**WRITTEN EXERCISE**
Reproduce this listing in full.

**ENTRIES SHOWN**
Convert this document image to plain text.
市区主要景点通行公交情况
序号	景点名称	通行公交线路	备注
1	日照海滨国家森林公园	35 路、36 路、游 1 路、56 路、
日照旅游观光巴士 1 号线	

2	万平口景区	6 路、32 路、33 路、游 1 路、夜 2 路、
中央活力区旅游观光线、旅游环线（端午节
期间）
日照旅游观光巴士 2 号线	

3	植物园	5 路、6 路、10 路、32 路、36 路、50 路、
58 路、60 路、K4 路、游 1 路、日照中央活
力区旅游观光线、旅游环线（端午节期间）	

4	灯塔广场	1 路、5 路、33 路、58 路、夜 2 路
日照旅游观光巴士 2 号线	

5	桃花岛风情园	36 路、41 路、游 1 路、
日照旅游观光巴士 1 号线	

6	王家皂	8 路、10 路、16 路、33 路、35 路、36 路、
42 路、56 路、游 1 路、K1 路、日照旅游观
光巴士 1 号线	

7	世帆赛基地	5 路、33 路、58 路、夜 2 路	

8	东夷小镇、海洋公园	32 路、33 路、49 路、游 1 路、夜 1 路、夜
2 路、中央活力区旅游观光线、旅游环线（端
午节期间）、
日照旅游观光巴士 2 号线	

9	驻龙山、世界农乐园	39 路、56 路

**FULL RESPONSE**
Convert this document image to plain text.
市区主要景点通行公交情况
序号	景点名称	通行公交线路	备注
1	日照海滨国家森林公园	35 路、36 路、游 1 路、56 路、
日照旅游观光巴士 1 号线	

2	万平口景区	6 路、32 路、33 路、游 1 路、夜 2 路、
中央活力区旅游观光线、旅游环线（端午节
期间）
日照旅游观光巴士 2 号线	

3	植物园	5 路、6 路、10 路、32 路、36 路、50 路、
58 路、60 路、K4 路、游 1 路、日照中央活
力区旅游观光线、旅游环线（端午节期间）	

4	灯塔广场	1 路、5 路、33 路、58 路、夜 2 路
日照旅游观光巴士 2 号线	

5	桃花岛风情园	36 路、41 路、游 1 路、
日照旅游观光巴士 1 号线	

6	王家皂	8 路、10 路、16 路、33 路、35 路、36 路、
42 路、56 路、游 1 路、K1 路、日照旅游观
光巴士 1 号线	

7	世帆赛基地	5 路、33 路、58 路、夜 2 路	

8	东夷小镇、海洋公园	32 路、33 路、49 路、游 1 路、夜 1 路、夜
2 路、中央活力区旅游观光线、旅游环线（端
午节期间）、
日照旅游观光巴士 2 号线	

9	驻龙山、世界农乐园	39 路、56 路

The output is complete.